Aim A:
According to the nginx post, which port is forwarded from local to the container?
Aim B:
Return the part of the nginx post from "I changed my" up to and including "of all php.", copied word for word.

Trying to make to different hosts of the same nginx container to communicate

Hi, I’m having some difficulties to solve this problem:

In short, I’m trying to make to different hosts of the same nginx container to communicate.

I have a container based on nginx who receives a configuration file, where I define 2 different hosts. Something like this:

host{
	listen 80;
	server_name server1.local;
	root /var/www/html/application1/;
	...
}

host{
	listen 80;
	server_name server2.local;
	root /var/www/html/application2/;
	...
}

I mount a volume from a local folder where I keep these 2 web applications, to /var/www/html/ of the container, and forward port 80 from local to container.

I changed my local etc/hosts to add these lines:

127.0.0.1	server1.local
127.0.0.1	server2.local

Also, there is a second container with php7-fpm and other packages including curl, zip, imap…
The ports are configured and nginx is able to request the processing of all php.

[Saved entries]
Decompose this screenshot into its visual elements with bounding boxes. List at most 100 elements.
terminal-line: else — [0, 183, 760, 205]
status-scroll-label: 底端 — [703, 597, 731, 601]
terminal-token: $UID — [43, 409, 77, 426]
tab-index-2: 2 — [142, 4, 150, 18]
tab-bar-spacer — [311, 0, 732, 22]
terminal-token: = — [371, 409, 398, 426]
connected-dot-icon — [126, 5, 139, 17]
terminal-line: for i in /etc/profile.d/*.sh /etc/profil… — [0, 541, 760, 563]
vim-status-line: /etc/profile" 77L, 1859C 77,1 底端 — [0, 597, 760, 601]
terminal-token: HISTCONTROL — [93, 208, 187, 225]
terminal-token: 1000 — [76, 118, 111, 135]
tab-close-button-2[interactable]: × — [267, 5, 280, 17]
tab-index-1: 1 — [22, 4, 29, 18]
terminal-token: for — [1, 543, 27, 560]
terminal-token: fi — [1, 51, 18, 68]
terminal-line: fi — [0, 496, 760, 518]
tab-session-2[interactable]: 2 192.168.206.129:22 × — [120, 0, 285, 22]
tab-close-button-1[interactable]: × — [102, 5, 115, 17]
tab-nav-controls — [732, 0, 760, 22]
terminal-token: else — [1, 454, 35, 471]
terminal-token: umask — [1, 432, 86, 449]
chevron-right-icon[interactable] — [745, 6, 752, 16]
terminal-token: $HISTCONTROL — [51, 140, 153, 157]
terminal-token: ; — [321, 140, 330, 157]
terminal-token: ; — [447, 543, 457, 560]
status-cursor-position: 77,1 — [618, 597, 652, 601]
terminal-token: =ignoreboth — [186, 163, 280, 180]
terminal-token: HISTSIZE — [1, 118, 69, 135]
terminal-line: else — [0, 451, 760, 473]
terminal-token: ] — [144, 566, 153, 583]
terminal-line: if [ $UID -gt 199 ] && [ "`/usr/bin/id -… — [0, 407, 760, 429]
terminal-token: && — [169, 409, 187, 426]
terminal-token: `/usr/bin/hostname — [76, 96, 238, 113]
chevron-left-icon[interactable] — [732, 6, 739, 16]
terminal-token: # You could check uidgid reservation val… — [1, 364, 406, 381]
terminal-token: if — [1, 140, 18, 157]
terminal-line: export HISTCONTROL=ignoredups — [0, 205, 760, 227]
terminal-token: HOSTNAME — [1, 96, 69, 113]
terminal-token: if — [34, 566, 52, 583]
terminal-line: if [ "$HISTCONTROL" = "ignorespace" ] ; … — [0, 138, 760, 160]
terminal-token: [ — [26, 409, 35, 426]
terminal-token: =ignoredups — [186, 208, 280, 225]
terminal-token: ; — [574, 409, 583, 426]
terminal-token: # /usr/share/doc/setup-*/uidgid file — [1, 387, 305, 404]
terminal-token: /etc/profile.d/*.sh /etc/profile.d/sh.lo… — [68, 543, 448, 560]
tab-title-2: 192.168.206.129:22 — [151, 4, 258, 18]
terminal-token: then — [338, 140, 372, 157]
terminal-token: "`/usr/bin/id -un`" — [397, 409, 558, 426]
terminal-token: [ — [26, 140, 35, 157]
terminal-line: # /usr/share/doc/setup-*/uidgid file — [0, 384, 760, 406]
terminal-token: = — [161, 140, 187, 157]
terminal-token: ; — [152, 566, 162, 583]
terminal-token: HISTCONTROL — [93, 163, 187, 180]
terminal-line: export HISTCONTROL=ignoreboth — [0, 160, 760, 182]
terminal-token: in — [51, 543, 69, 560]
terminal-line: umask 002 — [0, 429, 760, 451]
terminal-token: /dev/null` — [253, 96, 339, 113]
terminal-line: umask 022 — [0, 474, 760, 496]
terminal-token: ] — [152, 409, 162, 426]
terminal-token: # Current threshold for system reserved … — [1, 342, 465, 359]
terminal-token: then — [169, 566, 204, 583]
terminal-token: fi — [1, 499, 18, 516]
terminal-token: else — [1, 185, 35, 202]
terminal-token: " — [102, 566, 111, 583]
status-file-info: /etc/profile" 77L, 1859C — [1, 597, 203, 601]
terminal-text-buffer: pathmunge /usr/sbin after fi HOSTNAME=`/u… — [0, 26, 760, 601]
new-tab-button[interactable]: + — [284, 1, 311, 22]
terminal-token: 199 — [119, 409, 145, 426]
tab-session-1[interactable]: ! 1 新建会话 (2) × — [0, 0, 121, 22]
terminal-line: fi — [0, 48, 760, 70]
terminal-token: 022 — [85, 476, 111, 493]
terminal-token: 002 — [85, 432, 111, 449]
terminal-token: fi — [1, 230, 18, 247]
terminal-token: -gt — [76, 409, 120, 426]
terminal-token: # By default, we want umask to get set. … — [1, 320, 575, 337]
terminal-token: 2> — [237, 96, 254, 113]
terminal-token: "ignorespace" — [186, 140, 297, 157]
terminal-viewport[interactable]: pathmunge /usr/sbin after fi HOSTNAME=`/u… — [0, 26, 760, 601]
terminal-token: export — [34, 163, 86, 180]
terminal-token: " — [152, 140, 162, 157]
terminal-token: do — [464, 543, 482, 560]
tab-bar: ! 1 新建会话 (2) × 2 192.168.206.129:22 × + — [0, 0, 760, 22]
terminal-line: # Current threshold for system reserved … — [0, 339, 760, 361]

Expected answer A:
Port 80.

Expected answer B:
I changed my local etc/hosts to add these lines:

127.0.0.1	server1.local
127.0.0.1	server2.local

Also, there is a second container with php7-fpm and other packages including curl, zip, imap…
The ports are configured and nginx is able to request the processing of all php.